THE EXERCISE:
Among the records below, find each line that includes the string "color" and copy it.

#### TASK DATA ####

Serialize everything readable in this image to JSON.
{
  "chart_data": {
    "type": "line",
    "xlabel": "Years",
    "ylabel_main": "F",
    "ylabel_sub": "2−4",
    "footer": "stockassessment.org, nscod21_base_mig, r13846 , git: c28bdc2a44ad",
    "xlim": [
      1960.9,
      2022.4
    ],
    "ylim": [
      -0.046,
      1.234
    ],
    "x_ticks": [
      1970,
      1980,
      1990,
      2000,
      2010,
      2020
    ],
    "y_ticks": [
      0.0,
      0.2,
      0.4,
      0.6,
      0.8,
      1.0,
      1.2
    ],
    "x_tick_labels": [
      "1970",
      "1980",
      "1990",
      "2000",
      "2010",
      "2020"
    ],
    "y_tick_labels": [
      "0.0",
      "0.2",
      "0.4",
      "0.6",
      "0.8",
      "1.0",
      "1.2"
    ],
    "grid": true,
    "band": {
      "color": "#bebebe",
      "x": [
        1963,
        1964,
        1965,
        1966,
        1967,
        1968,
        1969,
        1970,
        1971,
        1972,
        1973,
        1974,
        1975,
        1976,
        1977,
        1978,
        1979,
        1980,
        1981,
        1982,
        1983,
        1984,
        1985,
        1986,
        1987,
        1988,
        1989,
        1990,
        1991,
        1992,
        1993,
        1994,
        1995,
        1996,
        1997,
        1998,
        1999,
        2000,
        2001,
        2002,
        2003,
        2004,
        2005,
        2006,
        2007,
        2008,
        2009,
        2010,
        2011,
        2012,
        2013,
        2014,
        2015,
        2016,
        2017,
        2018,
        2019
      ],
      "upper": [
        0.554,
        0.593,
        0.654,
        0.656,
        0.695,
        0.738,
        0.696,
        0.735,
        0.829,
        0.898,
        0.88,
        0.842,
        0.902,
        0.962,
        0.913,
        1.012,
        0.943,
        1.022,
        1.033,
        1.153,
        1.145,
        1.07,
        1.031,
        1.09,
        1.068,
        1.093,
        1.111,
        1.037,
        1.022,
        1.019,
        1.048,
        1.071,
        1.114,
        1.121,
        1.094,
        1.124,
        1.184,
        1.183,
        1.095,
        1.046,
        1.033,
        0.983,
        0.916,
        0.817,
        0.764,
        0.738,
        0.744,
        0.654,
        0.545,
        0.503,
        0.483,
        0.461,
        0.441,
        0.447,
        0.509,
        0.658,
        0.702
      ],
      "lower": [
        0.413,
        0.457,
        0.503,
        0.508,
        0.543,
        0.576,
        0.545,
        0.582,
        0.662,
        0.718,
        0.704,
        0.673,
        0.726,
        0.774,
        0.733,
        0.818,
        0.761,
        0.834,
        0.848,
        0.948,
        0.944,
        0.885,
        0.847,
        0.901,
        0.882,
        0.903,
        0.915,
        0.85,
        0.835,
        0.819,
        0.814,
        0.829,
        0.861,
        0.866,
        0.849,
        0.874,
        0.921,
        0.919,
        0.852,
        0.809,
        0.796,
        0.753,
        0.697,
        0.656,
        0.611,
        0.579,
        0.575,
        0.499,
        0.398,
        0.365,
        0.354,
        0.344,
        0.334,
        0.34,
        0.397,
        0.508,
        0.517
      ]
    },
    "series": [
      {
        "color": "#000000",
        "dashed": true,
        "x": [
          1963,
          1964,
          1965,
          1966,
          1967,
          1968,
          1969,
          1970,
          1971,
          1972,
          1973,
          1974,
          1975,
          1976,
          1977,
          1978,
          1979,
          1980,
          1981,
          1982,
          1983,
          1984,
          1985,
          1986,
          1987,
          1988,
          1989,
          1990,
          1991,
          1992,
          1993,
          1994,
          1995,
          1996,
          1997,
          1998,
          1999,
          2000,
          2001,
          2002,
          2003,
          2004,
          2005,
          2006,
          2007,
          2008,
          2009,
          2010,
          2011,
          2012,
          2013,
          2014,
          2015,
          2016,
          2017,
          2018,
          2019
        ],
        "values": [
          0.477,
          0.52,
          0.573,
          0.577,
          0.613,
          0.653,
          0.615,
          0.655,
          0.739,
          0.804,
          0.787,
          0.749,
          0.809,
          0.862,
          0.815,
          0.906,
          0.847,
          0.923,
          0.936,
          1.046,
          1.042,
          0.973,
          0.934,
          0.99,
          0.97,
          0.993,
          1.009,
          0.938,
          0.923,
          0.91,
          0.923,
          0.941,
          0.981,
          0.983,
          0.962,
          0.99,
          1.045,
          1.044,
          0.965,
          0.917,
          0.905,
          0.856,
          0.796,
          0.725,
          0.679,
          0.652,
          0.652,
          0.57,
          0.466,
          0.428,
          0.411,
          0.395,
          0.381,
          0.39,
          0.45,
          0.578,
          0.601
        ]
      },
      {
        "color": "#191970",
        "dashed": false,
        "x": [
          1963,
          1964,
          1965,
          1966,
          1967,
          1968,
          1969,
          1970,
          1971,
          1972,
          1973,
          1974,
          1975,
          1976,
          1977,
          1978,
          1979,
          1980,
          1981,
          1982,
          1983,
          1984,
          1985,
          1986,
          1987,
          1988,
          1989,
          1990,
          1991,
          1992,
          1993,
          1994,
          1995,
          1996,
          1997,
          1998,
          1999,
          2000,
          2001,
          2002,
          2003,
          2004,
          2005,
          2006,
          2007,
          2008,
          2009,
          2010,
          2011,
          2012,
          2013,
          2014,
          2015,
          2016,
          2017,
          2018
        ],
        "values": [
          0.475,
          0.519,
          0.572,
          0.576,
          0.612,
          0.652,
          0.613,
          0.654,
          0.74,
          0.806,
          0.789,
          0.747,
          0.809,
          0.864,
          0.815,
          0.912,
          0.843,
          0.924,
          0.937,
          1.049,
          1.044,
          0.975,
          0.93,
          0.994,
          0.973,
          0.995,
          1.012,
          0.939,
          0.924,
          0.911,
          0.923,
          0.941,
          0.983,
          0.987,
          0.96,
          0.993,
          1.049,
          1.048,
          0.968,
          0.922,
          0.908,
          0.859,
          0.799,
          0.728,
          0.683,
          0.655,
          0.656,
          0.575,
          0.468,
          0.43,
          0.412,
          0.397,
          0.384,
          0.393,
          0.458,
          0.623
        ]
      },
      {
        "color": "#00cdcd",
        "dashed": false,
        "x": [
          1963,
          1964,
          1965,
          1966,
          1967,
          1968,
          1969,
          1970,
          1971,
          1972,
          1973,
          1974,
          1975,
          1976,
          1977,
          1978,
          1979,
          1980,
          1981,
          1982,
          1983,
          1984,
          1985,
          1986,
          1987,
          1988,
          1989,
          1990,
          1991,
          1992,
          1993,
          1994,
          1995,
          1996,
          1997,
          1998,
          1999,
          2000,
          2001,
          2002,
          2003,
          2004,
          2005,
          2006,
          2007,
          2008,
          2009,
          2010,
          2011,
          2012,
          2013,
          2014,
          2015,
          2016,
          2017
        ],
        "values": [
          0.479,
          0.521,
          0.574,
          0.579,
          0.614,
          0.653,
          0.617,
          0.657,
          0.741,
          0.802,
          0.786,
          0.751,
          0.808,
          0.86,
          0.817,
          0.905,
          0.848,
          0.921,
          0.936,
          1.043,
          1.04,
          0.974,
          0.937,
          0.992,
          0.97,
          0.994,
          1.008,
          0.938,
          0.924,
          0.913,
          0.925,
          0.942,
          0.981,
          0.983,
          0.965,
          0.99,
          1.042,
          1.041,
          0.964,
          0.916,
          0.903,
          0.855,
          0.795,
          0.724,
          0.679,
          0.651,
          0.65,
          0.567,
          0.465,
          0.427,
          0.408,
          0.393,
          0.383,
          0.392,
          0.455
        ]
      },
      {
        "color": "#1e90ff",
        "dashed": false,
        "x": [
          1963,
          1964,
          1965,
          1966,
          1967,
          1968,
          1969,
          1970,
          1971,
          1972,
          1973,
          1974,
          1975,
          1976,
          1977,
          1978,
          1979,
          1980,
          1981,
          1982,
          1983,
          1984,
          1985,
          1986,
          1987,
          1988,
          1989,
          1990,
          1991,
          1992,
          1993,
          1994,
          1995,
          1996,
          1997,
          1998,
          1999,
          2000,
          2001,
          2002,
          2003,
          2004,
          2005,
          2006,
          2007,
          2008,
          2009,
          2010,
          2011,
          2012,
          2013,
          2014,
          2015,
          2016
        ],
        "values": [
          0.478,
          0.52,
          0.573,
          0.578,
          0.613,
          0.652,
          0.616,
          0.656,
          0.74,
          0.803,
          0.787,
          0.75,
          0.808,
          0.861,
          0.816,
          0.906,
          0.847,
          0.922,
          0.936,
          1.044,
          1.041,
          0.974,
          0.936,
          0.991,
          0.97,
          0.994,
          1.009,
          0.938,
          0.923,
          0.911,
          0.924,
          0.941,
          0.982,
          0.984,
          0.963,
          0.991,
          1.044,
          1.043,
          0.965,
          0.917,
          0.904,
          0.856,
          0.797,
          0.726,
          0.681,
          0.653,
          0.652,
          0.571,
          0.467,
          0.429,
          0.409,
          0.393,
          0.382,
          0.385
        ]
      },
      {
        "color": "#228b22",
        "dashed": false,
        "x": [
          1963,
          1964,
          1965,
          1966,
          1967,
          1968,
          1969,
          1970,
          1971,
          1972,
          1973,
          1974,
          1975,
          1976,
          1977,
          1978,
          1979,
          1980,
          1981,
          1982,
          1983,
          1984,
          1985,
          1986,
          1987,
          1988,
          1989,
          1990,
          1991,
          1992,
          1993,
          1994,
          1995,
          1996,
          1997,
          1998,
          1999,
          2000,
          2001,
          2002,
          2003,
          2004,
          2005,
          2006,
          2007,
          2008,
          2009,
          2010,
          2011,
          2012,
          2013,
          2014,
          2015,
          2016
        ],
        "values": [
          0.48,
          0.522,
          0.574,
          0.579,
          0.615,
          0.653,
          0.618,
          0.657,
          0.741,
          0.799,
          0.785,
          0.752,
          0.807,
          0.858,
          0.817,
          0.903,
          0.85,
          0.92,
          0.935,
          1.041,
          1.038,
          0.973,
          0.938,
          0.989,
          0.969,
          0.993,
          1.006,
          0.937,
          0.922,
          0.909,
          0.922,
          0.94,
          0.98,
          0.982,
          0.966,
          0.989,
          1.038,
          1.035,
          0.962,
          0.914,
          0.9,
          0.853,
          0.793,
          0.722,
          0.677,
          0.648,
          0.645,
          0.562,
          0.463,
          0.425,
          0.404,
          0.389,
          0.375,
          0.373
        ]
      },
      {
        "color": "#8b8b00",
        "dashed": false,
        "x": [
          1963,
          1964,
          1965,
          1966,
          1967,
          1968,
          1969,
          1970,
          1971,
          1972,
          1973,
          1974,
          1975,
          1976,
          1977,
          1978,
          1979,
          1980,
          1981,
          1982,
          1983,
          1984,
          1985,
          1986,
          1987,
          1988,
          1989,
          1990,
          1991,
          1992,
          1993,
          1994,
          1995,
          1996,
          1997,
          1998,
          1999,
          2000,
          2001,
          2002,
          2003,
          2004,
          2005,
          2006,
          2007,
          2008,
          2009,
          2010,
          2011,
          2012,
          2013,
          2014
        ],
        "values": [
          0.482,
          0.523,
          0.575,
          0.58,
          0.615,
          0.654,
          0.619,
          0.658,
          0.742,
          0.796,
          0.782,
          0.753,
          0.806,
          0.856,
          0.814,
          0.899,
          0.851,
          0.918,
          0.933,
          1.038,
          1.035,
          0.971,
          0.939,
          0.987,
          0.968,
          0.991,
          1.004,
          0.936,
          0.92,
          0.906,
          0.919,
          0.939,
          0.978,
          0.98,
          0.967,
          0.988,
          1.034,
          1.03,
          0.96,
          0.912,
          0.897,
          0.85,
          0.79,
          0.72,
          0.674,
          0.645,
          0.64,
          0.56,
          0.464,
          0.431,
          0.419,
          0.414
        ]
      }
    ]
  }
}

####

ANSWER BELOW:
      "color": "#bebebe",
        "color": "#000000",
        "color": "#191970",
        "color": "#00cdcd",
        "color": "#1e90ff",
        "color": "#228b22",
        "color": "#8b8b00",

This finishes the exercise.